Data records
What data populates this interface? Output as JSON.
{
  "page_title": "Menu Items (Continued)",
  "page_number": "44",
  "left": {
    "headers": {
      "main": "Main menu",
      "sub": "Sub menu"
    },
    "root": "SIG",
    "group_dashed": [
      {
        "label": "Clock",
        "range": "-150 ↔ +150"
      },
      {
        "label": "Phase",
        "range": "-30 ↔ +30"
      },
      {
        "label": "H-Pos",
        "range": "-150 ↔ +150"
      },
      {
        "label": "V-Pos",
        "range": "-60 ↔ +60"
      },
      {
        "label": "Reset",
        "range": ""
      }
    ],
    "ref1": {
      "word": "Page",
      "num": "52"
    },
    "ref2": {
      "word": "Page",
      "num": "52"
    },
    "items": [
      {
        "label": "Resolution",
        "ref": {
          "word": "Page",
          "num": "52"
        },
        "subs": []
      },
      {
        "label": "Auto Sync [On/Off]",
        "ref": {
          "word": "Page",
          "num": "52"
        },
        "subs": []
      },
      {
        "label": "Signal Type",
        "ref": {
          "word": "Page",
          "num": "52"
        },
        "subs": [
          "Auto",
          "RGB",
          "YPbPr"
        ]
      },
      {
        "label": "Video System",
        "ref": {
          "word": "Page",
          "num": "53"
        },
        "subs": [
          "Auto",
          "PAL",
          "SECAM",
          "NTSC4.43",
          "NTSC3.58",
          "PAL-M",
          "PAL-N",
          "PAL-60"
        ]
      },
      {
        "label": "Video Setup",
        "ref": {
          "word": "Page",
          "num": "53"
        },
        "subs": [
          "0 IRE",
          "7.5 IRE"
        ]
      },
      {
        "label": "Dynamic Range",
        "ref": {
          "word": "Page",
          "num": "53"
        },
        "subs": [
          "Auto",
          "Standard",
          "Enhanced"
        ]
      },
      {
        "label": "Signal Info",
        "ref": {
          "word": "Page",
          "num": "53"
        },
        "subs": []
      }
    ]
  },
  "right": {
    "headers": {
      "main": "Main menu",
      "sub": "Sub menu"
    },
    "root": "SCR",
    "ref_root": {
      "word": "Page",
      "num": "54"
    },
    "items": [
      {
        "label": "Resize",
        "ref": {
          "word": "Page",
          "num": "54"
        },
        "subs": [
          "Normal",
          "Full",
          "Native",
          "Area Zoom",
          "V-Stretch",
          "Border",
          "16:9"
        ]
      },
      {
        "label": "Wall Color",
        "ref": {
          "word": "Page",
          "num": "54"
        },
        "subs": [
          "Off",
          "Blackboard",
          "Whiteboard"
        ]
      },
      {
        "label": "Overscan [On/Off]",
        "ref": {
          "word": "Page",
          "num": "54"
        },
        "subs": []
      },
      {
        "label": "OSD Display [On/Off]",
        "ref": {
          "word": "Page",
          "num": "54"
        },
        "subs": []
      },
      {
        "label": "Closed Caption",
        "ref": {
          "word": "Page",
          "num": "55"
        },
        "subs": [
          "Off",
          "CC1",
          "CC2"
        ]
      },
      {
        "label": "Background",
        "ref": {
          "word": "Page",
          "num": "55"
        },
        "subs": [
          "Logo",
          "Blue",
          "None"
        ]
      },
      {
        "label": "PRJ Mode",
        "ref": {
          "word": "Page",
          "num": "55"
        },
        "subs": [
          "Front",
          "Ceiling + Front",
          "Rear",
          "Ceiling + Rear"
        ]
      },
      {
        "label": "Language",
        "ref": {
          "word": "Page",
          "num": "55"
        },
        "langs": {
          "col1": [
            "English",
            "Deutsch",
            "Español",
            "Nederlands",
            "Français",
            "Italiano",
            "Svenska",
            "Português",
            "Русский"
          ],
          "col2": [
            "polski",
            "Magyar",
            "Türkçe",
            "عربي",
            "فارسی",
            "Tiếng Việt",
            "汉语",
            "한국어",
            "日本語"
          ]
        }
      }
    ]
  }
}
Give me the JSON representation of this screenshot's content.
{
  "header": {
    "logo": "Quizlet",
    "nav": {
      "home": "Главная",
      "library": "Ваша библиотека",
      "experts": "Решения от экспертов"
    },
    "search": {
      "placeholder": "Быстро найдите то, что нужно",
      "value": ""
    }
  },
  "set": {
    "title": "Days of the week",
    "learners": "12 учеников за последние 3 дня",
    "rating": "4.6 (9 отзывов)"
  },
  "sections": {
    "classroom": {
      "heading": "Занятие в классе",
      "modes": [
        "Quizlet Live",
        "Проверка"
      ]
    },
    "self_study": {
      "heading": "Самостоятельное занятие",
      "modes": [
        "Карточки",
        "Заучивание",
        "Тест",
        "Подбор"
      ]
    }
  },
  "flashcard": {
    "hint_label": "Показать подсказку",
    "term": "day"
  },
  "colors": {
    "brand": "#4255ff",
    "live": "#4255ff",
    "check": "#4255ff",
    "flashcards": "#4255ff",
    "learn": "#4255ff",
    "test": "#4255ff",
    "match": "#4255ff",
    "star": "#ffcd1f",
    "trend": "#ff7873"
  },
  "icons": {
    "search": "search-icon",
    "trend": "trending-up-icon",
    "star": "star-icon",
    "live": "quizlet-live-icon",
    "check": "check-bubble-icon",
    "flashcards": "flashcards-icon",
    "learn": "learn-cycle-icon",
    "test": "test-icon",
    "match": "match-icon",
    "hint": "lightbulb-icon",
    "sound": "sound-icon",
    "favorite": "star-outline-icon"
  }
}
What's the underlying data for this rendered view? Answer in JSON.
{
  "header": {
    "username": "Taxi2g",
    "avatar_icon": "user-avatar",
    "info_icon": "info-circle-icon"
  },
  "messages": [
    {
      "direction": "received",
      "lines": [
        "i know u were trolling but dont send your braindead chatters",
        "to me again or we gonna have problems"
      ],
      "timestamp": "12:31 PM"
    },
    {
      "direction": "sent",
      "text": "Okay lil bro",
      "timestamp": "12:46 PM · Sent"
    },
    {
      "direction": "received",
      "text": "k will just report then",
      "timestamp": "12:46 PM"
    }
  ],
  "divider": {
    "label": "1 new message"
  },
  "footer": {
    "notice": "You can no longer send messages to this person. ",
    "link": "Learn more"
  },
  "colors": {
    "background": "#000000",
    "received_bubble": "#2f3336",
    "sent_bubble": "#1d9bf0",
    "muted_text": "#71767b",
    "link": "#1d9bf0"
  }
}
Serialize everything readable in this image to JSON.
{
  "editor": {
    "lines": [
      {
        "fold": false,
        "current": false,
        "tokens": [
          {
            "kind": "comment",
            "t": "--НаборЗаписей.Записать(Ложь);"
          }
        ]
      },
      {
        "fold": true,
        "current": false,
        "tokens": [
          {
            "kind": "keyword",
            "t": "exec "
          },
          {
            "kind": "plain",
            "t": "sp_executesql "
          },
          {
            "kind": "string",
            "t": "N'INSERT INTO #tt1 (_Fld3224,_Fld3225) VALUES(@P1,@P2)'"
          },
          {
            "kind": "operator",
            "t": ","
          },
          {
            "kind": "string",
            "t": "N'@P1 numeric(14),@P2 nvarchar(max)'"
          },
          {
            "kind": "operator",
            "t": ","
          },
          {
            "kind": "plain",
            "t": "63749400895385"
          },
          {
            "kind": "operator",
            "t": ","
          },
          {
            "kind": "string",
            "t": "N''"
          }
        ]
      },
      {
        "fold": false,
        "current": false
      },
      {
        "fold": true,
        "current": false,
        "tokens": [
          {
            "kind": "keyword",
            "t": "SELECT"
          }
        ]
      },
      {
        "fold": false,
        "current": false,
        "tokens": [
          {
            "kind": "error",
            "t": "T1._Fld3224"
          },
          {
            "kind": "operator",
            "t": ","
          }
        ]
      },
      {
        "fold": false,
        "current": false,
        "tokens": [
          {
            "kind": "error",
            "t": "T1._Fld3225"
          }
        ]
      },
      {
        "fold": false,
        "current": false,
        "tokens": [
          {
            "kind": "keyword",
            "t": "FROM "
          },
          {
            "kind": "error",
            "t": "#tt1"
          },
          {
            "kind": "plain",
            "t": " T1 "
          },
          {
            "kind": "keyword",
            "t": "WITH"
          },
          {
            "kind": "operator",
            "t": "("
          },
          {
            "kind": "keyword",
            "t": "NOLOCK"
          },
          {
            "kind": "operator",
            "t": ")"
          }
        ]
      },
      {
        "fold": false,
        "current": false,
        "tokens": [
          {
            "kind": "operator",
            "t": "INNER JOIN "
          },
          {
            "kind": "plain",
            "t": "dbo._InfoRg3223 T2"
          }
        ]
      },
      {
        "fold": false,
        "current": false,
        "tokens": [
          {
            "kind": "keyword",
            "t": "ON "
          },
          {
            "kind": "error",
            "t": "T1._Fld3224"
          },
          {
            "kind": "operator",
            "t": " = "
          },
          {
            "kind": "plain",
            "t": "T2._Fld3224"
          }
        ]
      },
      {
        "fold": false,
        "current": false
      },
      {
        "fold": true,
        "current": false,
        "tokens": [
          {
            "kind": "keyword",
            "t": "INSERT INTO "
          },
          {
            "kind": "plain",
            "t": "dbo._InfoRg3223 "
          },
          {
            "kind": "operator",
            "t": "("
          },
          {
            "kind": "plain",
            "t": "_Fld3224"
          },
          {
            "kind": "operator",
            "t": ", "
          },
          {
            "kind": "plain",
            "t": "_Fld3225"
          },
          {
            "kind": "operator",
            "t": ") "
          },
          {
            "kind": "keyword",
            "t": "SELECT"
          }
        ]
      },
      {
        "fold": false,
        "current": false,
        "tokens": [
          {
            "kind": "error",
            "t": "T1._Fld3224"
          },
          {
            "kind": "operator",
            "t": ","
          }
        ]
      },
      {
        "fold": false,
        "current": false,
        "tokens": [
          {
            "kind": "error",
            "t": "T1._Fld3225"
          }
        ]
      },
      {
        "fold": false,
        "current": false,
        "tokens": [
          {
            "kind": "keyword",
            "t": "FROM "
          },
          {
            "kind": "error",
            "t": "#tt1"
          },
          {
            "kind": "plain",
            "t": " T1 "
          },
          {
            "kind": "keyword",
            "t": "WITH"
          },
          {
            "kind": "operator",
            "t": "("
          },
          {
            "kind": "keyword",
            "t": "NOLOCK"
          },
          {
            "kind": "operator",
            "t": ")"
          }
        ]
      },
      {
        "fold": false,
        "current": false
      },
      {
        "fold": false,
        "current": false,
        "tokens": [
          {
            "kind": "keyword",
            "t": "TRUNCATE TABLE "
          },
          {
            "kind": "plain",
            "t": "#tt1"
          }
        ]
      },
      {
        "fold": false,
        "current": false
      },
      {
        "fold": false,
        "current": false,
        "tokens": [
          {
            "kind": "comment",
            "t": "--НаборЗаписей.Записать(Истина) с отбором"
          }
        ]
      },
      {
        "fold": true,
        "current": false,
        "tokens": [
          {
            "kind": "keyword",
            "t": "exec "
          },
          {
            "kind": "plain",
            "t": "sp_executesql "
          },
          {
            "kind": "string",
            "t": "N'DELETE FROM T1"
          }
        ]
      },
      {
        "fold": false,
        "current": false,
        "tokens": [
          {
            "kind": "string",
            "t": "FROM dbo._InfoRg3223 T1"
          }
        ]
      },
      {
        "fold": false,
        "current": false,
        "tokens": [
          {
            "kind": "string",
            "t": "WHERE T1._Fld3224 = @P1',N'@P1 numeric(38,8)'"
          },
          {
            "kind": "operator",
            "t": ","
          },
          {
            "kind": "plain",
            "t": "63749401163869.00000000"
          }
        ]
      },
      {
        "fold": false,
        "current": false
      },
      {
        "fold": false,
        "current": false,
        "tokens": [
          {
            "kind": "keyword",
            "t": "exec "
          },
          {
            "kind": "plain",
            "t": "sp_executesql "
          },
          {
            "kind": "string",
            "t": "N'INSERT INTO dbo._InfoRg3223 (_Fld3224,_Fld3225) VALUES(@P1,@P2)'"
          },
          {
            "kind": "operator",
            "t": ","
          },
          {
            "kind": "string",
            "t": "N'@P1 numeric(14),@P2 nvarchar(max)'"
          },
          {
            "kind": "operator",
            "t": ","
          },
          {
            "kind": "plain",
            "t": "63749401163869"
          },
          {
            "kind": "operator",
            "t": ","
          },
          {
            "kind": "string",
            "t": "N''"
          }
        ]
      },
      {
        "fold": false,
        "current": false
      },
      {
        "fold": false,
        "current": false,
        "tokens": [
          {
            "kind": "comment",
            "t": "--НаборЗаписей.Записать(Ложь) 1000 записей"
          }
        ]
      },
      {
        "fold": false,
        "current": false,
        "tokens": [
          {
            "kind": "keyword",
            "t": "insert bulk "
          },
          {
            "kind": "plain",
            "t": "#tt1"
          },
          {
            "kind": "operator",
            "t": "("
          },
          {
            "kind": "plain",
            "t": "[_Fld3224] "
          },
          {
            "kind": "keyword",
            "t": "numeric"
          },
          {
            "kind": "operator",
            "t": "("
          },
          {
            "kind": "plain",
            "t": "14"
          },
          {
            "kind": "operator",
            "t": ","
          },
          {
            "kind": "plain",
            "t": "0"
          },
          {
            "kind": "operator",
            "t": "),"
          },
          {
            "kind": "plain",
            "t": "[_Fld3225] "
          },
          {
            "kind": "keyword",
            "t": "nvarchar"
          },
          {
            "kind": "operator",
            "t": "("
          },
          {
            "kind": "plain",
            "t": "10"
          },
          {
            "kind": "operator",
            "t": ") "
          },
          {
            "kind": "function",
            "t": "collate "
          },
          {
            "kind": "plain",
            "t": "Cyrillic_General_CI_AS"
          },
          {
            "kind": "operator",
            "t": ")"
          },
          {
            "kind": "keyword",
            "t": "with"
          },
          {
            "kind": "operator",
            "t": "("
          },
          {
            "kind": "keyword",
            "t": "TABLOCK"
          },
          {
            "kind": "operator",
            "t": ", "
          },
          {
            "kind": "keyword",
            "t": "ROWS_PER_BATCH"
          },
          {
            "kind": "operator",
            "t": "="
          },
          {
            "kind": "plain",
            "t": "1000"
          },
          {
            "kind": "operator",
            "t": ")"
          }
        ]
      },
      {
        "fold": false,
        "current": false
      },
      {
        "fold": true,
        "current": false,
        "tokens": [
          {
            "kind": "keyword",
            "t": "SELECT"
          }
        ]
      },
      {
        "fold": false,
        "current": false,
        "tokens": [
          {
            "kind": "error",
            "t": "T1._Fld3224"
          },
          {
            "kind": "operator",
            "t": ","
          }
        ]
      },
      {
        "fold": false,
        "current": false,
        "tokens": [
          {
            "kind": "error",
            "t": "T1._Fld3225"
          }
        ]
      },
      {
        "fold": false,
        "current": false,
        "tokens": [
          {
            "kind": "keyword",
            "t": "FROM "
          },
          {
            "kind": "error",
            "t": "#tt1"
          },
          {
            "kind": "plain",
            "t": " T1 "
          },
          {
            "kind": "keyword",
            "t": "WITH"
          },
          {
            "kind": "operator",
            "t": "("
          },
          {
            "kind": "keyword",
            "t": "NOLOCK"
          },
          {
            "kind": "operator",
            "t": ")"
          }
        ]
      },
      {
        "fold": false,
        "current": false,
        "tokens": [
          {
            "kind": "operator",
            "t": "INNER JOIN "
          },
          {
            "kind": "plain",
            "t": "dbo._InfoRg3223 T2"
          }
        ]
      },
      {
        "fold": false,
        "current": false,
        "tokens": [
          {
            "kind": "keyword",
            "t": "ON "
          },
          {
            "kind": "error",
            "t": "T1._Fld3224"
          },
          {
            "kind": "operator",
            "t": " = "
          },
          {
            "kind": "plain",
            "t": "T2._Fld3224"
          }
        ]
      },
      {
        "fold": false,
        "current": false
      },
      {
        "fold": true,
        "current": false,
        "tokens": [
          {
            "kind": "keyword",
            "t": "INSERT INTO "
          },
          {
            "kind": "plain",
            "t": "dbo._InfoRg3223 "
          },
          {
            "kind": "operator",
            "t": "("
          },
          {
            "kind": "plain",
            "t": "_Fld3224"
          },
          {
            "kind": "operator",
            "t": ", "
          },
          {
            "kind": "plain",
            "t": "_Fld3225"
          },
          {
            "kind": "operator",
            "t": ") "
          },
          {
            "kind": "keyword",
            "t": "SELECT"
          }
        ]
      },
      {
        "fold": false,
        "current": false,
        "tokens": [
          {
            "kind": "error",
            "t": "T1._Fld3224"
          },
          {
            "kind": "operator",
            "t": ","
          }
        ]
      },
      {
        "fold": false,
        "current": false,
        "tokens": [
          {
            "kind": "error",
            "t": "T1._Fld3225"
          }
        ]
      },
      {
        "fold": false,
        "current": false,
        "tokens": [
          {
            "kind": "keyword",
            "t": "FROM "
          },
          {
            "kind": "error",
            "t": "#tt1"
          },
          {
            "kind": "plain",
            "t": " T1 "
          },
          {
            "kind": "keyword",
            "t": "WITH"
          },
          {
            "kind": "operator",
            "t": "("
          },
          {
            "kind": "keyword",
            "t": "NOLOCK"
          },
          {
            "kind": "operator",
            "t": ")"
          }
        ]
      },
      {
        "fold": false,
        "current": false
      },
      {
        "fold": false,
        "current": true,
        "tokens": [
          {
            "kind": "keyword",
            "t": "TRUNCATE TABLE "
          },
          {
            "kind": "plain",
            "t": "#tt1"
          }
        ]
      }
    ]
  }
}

• Aim:
Say how many lines above hold the word "Signal", giving only the count.

• Answer for this exercise:
2